__Complete the following__.
**A.** Retype part of the podcast notes on SRE: begin at the words "Author’s Note; For" and stop after "#89.  (transcript pending)".
**B.** In the podcast notes on SRE, what is Digital Rebar designed to create?
**C.** Carry on the podcast notes on SRE from the point where they stop.

Author’s Note; For further information about SREs, listen to my discussion about “SRE vs DevOps vs Cloud Native” on the Datanauts podcast #89.  (transcript pending)

Here are my notes from Cloudcast 301. with bold added for emphasis:

  • 2:00 Rob defines SRE (more resources on RackN.com site).
    • 2:30 Google’s SRE book gave a name, even changed the definition, to what I’ve been doing my whole career. Evolved name from being just about sites to a full system perspective.  
    • 3:30 SRE and DevOps are aligned at the core.  While DevOps is about process and culture, SRE is more about the function and “factory.”
    • 4:30 Developers don’t want to be shoving coal into the engine, but someone, SREs, have to make sure that everything keeps running
  • 5:15 Brian asks about impedance mismatch between Dev and Ops.  How do we fix that?
    • 6:30 Rob talks about the crisis brewing for operations innovation gap (link).  Digital Rebar is designed to create site-to-site automation so Operators can share repeatable best practices.
    • 7:30 OpenStack ran aground because Operators because we never created a the practices that could be repeated.  “Managed service as the required pattern is a failure of building good operational software.”

Records from a data collection:

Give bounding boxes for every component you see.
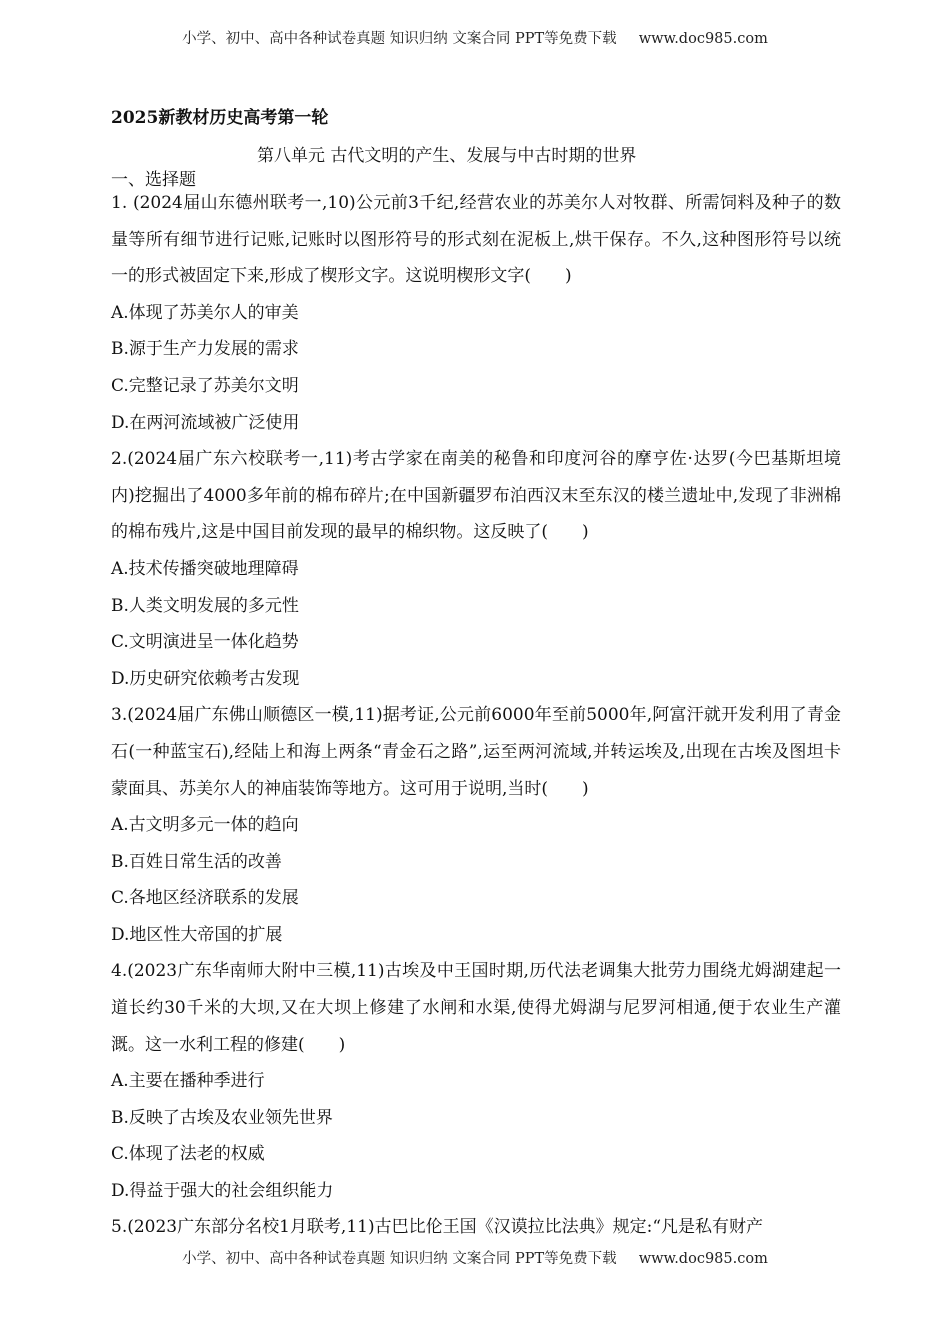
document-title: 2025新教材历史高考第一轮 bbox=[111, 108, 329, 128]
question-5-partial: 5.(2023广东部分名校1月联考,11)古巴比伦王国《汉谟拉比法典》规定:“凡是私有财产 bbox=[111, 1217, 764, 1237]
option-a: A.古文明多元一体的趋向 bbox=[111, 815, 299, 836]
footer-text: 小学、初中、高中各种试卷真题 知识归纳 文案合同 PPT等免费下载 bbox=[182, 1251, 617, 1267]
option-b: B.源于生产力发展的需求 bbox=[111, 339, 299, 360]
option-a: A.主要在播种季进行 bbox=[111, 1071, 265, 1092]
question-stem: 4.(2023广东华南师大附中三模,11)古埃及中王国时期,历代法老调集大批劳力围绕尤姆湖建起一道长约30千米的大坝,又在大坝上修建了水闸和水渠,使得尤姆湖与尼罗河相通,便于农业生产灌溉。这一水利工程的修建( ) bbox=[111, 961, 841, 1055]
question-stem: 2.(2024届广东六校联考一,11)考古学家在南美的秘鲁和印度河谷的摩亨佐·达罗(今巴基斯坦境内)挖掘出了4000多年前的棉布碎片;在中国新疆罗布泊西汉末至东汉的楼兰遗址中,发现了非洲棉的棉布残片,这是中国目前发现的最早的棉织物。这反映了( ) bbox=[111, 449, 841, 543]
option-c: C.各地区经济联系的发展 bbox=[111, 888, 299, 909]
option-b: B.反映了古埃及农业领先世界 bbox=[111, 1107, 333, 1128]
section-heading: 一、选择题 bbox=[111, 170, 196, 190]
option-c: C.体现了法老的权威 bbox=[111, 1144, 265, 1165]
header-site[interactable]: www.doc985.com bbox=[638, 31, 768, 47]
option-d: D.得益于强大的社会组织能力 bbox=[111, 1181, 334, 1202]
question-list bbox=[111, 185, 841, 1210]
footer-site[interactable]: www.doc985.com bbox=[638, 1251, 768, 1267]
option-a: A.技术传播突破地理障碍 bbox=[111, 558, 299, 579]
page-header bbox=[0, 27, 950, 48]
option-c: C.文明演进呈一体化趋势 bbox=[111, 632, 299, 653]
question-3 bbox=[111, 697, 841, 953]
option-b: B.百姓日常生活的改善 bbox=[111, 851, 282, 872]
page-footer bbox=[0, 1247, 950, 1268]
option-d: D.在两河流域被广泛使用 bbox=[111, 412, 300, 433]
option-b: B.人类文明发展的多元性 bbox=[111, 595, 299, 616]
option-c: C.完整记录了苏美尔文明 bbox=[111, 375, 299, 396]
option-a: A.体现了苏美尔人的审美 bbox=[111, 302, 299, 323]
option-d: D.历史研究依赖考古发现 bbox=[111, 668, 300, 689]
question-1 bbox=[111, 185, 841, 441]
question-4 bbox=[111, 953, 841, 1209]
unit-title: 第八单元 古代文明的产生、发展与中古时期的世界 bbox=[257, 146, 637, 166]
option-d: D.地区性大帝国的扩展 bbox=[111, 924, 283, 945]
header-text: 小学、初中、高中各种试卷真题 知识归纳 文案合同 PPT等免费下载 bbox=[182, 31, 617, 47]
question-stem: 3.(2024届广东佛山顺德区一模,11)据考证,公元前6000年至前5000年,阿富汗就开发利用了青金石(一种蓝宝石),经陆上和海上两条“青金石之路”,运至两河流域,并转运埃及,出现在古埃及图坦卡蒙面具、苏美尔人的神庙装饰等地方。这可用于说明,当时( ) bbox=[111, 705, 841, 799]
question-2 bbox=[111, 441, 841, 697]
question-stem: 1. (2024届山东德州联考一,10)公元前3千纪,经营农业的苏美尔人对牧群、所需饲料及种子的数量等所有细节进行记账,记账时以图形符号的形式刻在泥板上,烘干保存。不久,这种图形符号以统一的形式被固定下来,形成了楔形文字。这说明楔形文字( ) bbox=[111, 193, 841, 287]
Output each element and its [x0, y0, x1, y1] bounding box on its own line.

__The answers__.
**A.**
Author’s Note; For further information about SREs, listen to my discussion about “SRE vs DevOps vs Cloud Native” on the Datanauts podcast #89.  (transcript pending)

**B.** Site-to-site automation, so Operators can share repeatable best practices.

**C.**
    • 8:00 RackN decomposes operations into isolated units so that individual changes don’t break the software on top

  • 9:20 Brian talks about the increasing rate of releases means that operations doesn’t have the skills to keep up with patching.
    • 10:10 That’s “underlay automation” and even scarier because software is composited with all sorts of parts that have their own release cycles that are not synchronized.
    • 11:30 We need to get system level patch/security.update hygiene to be automatic
    • 12:20 This is really hard!

  • 13:00 Brian asks what are the baby steps?
    • 13:20 We have to find baby steps where there are nice clean boundaries at every layer from the very most basic.  For RackN, that’s DHCP and PXE and then upto Kubernetes.
    • 15:15 Rob rants that renaming Ops teams as SRE is a failure because SRE has objectives like job equity that need to be included.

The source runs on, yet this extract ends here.